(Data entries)
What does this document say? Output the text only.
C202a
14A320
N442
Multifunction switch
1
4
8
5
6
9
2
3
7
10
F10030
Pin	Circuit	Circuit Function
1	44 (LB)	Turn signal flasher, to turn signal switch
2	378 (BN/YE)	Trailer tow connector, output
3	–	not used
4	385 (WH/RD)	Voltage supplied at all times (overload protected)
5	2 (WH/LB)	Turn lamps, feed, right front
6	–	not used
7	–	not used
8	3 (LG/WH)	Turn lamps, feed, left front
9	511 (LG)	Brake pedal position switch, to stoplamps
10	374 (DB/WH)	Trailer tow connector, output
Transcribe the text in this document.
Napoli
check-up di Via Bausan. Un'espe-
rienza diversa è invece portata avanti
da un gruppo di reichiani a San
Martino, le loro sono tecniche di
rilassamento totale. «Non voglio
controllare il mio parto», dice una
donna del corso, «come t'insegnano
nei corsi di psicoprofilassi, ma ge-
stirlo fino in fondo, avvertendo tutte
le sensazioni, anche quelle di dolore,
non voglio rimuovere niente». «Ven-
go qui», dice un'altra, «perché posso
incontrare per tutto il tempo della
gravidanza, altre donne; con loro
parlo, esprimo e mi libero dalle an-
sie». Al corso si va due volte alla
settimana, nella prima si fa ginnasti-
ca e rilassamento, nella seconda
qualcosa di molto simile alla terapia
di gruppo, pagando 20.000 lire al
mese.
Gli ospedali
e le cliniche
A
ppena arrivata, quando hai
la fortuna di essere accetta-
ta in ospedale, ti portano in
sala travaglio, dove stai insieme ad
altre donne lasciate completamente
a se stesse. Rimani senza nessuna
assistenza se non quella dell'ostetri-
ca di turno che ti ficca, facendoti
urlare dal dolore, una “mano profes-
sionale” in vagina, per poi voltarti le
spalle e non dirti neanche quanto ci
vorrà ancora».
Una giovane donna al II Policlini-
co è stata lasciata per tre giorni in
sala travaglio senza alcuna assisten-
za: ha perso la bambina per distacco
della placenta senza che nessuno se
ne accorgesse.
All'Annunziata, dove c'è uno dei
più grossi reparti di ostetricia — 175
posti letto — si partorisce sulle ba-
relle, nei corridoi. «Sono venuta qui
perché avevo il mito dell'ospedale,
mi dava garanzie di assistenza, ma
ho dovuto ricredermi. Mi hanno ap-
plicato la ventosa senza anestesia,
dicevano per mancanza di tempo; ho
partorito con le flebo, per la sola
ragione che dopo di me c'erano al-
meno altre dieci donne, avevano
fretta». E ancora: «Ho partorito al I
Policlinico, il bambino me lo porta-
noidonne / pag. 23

### [Aim]
Transcribe the whole listing with nothing added or left out.

### [The output]
What does this document say? Output the text only.
C202a
14A320
N442
Multifunction switch
1
4
8
5
6
9
2
3
7
10
F10030
Pin	Circuit	Circuit Function
1	44 (LB)	Turn signal flasher, to turn signal switch
2	378 (BN/YE)	Trailer tow connector, output
3	–	not used
4	385 (WH/RD)	Voltage supplied at all times (overload protected)
5	2 (WH/LB)	Turn lamps, feed, right front
6	–	not used
7	–	not used
8	3 (LG/WH)	Turn lamps, feed, left front
9	511 (LG)	Brake pedal position switch, to stoplamps
10	374 (DB/WH)	Trailer tow connector, output
Transcribe the text in this document.
Napoli
check-up di Via Bausan. Un'espe-
rienza diversa è invece portata avanti
da un gruppo di reichiani a San
Martino, le loro sono tecniche di
rilassamento totale. «Non voglio
controllare il mio parto», dice una
donna del corso, «come t'insegnano
nei corsi di psicoprofilassi, ma ge-
stirlo fino in fondo, avvertendo tutte
le sensazioni, anche quelle di dolore,
non voglio rimuovere niente». «Ven-
go qui», dice un'altra, «perché posso
incontrare per tutto il tempo della
gravidanza, altre donne; con loro
parlo, esprimo e mi libero dalle an-
sie». Al corso si va due volte alla
settimana, nella prima si fa ginnasti-
ca e rilassamento, nella seconda
qualcosa di molto simile alla terapia
di gruppo, pagando 20.000 lire al
mese.
Gli ospedali
e le cliniche
A
ppena arrivata, quando hai
la fortuna di essere accetta-
ta in ospedale, ti portano in
sala travaglio, dove stai insieme ad
altre donne lasciate completamente
a se stesse. Rimani senza nessuna
assistenza se non quella dell'ostetri-
ca di turno che ti ficca, facendoti
urlare dal dolore, una “mano profes-
sionale” in vagina, per poi voltarti le
spalle e non dirti neanche quanto ci
vorrà ancora».
Una giovane donna al II Policlini-
co è stata lasciata per tre giorni in
sala travaglio senza alcuna assisten-
za: ha perso la bambina per distacco
della placenta senza che nessuno se
ne accorgesse.
All'Annunziata, dove c'è uno dei
più grossi reparti di ostetricia — 175
posti letto — si partorisce sulle ba-
relle, nei corridoi. «Sono venuta qui
perché avevo il mito dell'ospedale,
mi dava garanzie di assistenza, ma
ho dovuto ricredermi. Mi hanno ap-
plicato la ventosa senza anestesia,
dicevano per mancanza di tempo; ho
partorito con le flebo, per la sola
ragione che dopo di me c'erano al-
meno altre dieci donne, avevano
fretta». E ancora: «Ho partorito al I
Policlinico, il bambino me lo porta-
noidonne / pag. 23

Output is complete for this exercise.